+++ Input records +++
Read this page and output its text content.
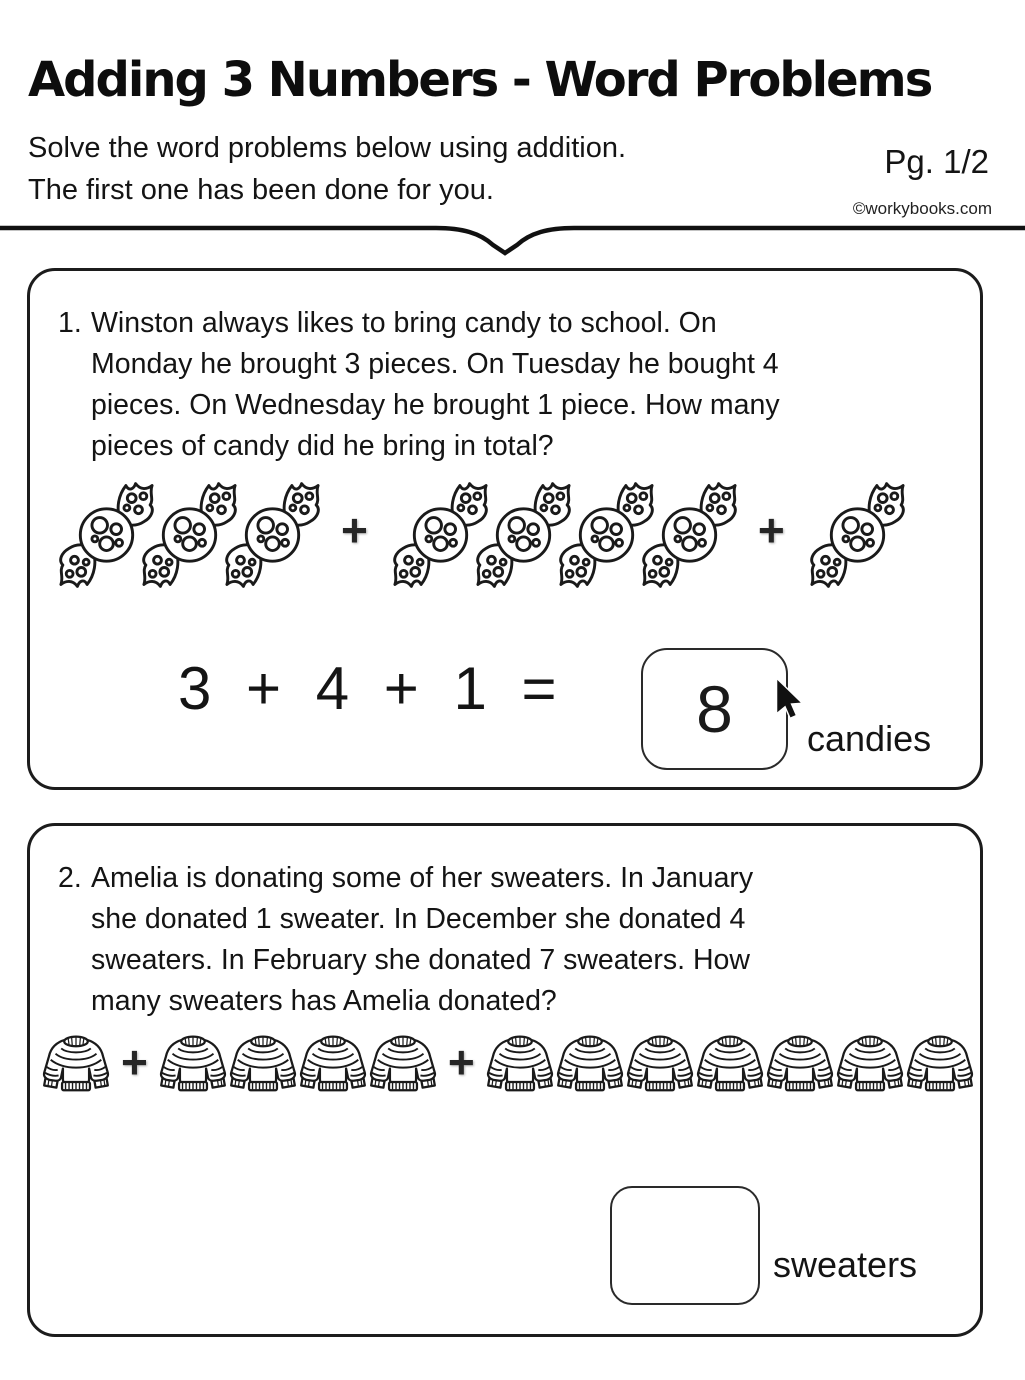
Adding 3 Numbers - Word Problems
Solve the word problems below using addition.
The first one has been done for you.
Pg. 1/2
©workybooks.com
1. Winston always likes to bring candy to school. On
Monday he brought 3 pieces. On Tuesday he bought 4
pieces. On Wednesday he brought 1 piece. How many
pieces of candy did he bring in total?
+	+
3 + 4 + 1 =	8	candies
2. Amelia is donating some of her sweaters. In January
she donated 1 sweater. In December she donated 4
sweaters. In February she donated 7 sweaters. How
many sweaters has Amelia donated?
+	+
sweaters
+++
+++ Input records +++
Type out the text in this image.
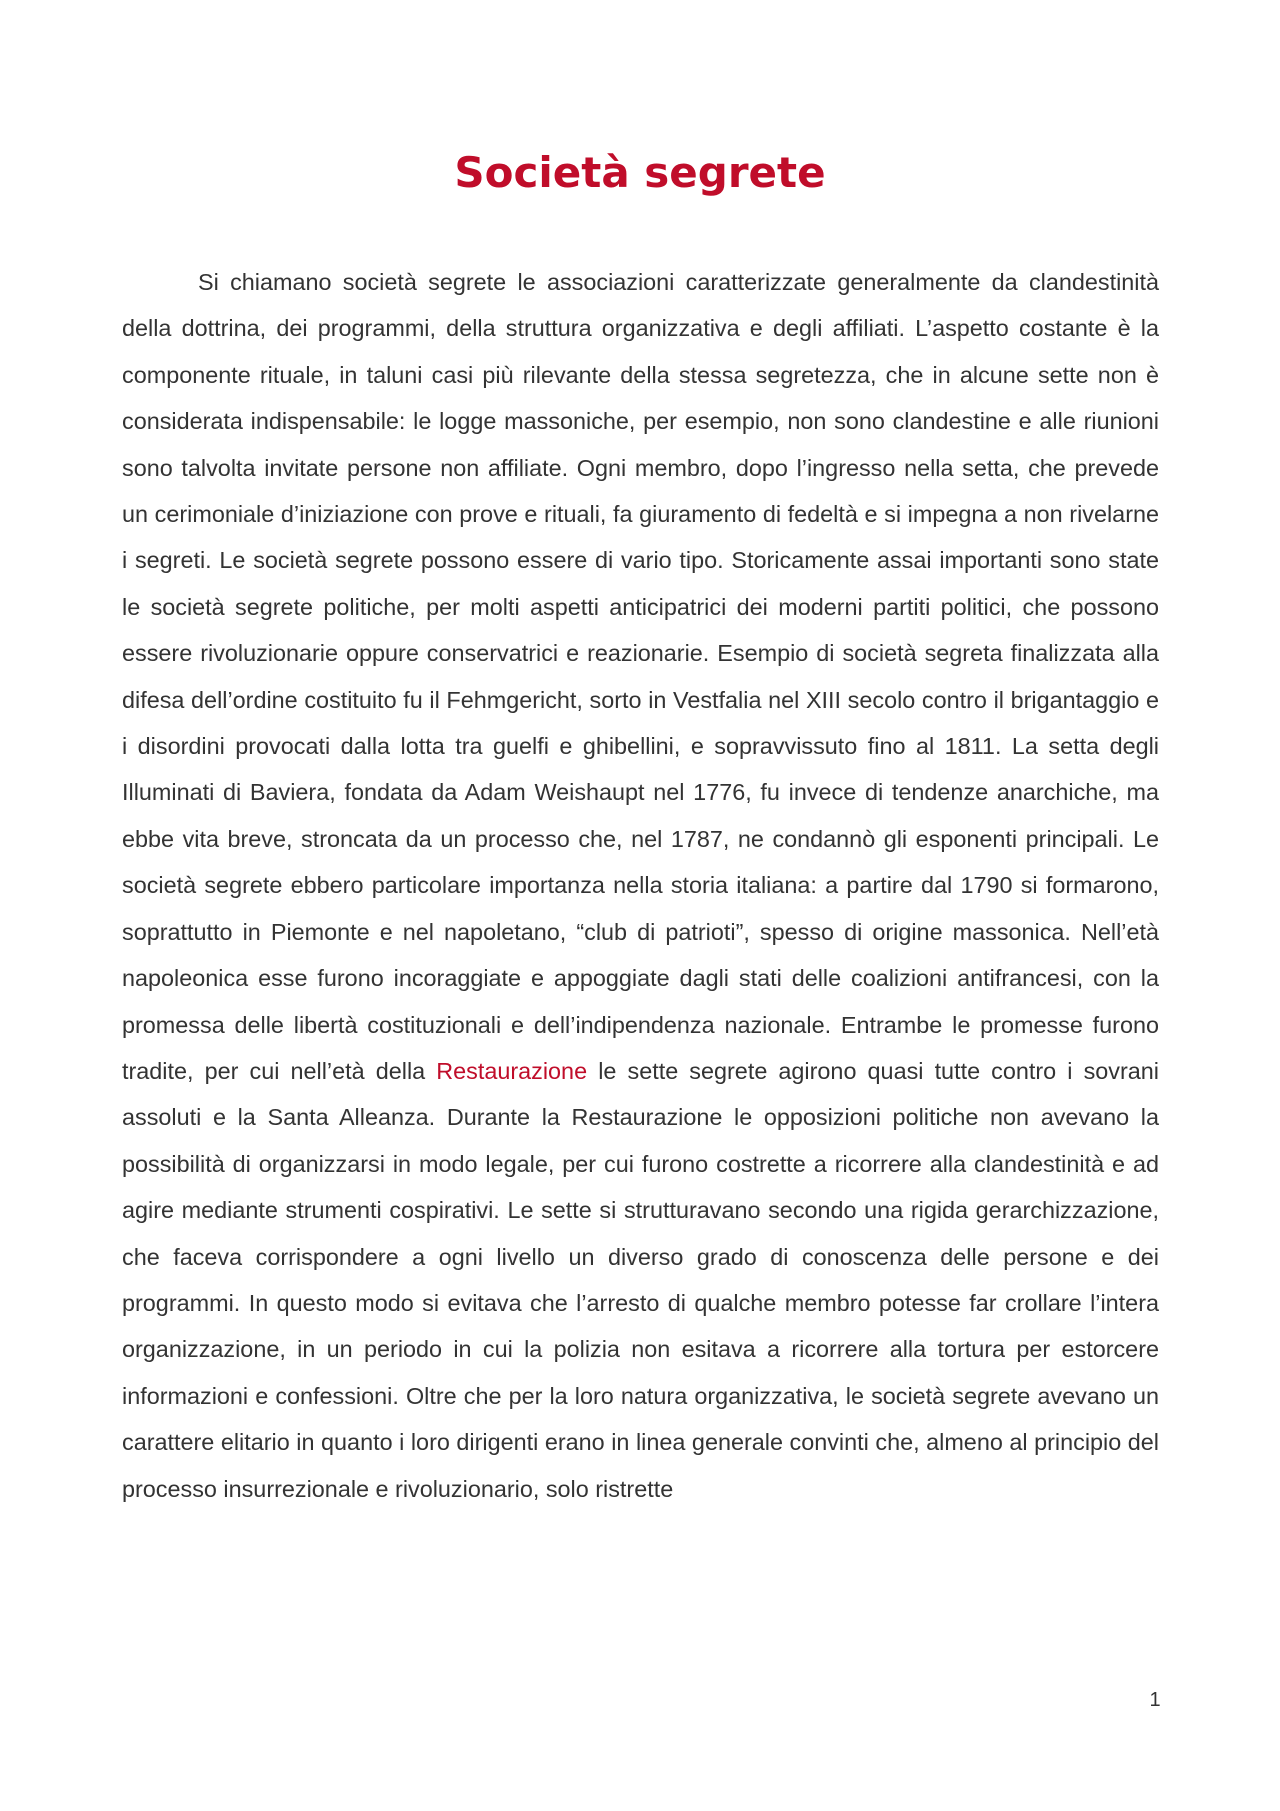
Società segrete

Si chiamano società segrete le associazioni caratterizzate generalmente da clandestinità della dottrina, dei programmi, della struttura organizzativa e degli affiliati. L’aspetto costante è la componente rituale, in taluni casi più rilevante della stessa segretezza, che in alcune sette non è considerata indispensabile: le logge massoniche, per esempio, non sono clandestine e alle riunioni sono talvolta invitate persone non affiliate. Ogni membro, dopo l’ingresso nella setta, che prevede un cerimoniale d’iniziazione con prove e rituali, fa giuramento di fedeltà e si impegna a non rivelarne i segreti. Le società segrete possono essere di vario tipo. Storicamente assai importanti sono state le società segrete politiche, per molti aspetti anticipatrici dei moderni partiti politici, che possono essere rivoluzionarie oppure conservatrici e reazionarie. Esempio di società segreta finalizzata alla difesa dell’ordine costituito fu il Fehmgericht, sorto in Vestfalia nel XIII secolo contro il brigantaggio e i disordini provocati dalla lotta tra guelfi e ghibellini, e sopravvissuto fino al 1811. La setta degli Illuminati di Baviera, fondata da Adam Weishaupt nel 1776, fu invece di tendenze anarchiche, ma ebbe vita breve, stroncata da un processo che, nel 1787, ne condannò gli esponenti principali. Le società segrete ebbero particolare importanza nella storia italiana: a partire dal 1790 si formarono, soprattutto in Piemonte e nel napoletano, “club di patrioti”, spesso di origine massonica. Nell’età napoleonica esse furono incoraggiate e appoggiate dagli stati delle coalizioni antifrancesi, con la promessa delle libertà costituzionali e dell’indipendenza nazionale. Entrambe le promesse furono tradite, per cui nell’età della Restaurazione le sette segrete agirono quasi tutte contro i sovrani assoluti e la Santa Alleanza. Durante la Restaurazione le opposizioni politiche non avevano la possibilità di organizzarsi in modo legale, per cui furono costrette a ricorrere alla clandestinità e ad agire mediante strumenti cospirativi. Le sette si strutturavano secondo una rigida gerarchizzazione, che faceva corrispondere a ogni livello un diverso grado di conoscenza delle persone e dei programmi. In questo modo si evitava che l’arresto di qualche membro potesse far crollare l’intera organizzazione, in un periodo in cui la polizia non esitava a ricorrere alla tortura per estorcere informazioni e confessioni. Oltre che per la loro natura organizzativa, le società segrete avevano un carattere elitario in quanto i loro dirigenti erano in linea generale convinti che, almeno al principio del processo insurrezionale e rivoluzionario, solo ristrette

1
+++
Work to do = For this exercise, gather every line of the data that contains the word "text".

Completed exercise =
Read this page and output its text content.
Type out the text in this image.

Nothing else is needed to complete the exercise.